- **Exercise input**
:::

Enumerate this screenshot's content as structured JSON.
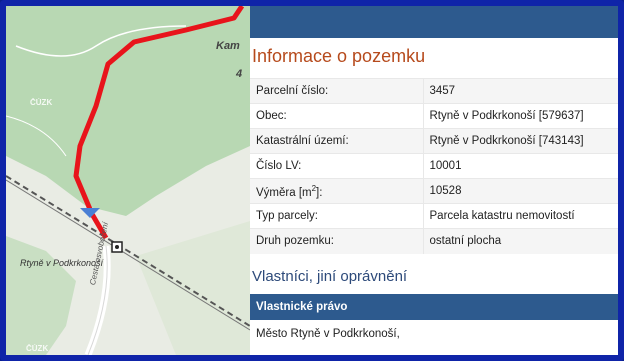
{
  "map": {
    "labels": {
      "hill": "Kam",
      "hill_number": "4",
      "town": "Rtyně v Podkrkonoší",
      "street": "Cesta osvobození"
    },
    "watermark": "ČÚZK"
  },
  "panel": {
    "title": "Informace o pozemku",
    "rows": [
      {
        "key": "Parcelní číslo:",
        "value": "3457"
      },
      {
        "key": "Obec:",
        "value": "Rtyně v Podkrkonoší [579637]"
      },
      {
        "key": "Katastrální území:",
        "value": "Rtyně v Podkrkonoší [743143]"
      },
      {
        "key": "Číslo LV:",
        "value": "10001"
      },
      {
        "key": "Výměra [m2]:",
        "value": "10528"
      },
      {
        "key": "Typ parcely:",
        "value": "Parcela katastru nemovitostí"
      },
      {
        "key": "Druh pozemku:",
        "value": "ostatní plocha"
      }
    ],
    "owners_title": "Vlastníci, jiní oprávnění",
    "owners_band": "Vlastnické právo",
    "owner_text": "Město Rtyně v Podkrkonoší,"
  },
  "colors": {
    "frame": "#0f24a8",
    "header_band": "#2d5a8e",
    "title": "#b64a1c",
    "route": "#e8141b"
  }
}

:::

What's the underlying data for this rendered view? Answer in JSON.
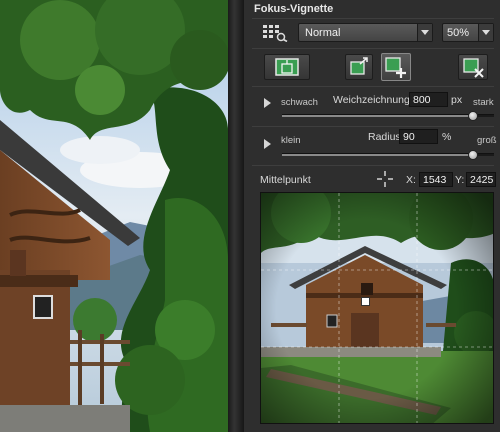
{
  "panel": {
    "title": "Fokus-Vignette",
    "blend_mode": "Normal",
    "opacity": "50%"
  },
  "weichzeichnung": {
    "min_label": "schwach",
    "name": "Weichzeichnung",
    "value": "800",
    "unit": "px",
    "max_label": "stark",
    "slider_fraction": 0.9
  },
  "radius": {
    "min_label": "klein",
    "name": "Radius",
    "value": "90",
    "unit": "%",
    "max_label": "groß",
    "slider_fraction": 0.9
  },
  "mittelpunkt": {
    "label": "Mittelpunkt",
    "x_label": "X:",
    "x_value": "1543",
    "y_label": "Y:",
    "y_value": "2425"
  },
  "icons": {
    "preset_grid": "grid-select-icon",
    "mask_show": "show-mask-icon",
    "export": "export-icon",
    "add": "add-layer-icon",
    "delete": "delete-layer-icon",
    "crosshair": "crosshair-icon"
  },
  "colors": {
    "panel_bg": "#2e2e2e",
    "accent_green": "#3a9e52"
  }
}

:::

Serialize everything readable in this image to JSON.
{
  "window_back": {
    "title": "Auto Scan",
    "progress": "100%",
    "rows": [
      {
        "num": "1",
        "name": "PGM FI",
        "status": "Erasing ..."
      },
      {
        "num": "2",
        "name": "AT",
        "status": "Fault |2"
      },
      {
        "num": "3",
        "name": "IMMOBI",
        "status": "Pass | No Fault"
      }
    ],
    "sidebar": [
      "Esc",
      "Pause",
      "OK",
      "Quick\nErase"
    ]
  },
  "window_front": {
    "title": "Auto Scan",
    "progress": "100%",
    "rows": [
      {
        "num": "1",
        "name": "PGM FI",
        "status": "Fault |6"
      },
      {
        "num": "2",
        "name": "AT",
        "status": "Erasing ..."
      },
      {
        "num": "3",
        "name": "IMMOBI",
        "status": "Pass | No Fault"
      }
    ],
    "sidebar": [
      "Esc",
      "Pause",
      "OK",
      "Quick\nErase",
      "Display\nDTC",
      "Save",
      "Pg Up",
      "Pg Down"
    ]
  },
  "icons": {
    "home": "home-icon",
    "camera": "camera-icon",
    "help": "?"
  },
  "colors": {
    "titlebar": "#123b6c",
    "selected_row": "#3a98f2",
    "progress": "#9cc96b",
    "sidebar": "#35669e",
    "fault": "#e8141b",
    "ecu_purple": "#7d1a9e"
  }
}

:::

Identify every line above that includes the word "pozemku", and show those lines.

    "title": "Informace o pozemku",
        "key": "Druh pozemku:",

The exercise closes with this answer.